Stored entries

* START *

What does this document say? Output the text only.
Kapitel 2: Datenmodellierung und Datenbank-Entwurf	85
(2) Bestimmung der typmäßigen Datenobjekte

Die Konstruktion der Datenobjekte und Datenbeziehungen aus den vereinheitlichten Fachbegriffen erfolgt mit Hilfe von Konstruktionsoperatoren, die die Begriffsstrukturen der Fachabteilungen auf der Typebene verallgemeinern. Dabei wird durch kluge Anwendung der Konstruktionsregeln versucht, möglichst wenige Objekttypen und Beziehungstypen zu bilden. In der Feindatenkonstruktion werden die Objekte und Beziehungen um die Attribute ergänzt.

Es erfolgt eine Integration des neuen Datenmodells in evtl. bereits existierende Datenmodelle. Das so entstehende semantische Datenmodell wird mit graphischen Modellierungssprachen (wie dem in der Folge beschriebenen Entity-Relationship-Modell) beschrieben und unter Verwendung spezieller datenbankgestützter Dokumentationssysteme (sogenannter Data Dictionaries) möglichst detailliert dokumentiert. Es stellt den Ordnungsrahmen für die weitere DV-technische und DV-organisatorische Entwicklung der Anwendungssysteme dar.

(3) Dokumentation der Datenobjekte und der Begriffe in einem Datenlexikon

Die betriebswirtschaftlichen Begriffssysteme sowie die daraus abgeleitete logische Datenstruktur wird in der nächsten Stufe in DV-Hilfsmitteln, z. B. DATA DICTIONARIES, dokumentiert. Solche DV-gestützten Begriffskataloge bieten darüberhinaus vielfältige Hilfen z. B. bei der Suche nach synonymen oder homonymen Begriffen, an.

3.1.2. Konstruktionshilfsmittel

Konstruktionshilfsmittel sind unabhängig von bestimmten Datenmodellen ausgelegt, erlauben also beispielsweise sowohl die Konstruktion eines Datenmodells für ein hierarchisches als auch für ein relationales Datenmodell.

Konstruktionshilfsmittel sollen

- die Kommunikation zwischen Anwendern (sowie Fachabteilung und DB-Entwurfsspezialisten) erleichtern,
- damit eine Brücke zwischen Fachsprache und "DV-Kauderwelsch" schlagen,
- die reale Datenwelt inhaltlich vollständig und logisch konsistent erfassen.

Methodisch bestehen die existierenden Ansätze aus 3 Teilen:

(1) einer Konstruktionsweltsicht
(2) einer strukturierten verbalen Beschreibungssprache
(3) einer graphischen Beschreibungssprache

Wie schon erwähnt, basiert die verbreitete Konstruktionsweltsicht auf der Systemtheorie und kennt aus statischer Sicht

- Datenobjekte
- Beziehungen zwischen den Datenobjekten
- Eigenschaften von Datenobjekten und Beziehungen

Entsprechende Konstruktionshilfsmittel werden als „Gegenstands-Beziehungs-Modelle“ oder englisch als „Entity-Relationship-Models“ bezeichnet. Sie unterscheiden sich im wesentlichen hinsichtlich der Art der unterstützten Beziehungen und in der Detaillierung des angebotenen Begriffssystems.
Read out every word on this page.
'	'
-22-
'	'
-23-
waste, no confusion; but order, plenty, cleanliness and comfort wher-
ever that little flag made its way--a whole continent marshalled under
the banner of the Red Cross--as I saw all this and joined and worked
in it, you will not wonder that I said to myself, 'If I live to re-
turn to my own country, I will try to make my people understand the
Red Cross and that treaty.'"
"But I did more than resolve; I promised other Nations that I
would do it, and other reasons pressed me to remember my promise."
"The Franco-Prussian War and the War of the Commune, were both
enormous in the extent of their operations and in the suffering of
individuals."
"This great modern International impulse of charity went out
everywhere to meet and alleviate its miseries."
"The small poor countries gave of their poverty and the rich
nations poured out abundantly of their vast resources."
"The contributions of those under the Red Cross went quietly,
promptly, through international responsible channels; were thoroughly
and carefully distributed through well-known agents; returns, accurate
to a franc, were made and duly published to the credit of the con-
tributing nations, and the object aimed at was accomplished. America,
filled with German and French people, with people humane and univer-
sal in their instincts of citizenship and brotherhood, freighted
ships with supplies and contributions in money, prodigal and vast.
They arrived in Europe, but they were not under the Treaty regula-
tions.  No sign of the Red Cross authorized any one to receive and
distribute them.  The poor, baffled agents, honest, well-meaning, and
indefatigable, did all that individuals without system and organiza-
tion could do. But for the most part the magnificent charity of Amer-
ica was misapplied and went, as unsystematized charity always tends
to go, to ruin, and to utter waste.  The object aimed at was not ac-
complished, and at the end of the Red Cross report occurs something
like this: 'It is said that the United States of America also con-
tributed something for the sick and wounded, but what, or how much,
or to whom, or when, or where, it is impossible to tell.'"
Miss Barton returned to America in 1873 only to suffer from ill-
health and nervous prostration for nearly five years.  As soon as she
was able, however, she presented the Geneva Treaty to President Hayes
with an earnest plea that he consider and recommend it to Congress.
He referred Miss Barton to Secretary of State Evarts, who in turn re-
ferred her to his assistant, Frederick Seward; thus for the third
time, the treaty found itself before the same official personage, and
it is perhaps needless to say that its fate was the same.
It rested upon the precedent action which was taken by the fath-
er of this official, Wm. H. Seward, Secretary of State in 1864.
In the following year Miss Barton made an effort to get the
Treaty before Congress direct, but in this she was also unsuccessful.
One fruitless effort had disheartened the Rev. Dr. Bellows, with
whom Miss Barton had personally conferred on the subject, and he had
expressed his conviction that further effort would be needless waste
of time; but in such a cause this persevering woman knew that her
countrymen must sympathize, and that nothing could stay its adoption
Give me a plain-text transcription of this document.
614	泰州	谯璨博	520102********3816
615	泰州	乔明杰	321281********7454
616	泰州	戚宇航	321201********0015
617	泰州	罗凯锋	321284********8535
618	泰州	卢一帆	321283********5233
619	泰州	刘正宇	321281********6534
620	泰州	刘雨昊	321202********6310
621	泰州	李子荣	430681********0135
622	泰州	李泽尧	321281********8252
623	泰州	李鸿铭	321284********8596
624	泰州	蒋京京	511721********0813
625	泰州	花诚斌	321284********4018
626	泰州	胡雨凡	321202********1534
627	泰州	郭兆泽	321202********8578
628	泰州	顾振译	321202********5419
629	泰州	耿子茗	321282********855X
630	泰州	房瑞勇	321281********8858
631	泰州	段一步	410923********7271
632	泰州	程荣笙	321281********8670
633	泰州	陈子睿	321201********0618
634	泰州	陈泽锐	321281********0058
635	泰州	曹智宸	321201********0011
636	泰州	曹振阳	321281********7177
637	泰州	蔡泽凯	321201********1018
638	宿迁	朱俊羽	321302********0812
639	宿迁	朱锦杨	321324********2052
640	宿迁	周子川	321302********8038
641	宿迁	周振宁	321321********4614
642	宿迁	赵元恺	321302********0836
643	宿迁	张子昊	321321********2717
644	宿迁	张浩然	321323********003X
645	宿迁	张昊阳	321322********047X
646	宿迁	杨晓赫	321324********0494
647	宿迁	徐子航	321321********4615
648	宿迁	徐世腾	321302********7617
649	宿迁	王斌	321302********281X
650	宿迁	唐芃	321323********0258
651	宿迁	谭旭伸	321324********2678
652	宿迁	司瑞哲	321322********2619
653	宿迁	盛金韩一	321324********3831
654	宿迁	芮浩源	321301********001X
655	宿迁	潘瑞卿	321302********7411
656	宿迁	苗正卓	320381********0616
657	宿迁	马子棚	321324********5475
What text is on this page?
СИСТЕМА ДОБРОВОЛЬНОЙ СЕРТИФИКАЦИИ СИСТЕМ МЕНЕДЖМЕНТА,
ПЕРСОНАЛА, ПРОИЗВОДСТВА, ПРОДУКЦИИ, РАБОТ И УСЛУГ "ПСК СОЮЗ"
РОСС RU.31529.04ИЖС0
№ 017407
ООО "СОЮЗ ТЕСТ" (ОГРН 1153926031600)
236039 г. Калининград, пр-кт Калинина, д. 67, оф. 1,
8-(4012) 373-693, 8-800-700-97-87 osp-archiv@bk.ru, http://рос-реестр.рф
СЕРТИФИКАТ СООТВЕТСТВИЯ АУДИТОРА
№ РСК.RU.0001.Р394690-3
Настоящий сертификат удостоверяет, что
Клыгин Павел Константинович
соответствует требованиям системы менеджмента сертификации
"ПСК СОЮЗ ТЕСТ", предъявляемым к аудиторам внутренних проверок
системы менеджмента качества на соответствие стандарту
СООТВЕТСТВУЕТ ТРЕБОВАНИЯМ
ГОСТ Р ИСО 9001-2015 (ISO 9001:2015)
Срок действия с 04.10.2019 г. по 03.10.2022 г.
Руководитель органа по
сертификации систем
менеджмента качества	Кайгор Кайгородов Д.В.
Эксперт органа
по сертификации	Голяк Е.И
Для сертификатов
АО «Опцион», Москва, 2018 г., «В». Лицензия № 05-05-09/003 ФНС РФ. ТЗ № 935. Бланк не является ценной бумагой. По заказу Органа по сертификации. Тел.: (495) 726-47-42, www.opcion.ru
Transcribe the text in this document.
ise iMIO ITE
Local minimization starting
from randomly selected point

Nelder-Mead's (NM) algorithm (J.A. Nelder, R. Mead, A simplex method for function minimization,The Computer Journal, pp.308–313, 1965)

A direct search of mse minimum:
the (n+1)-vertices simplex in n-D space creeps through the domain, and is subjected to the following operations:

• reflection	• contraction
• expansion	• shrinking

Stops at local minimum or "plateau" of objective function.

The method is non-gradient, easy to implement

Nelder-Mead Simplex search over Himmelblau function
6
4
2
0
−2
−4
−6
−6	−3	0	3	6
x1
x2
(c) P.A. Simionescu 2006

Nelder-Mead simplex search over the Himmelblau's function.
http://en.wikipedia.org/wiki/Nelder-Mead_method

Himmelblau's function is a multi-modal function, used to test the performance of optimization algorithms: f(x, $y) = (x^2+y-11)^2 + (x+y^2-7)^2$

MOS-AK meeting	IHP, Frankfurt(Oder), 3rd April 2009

* END *

● OBJECTIVE:
Select the lines in this material that hold the word "http", leaving none out.

● SOLUTION FOR THIS TASK:
8-(4012) 373-693, 8-800-700-97-87 osp-archiv@bk.ru, http://рос-реестр.рф
http://en.wikipedia.org/wiki/Nelder-Mead_method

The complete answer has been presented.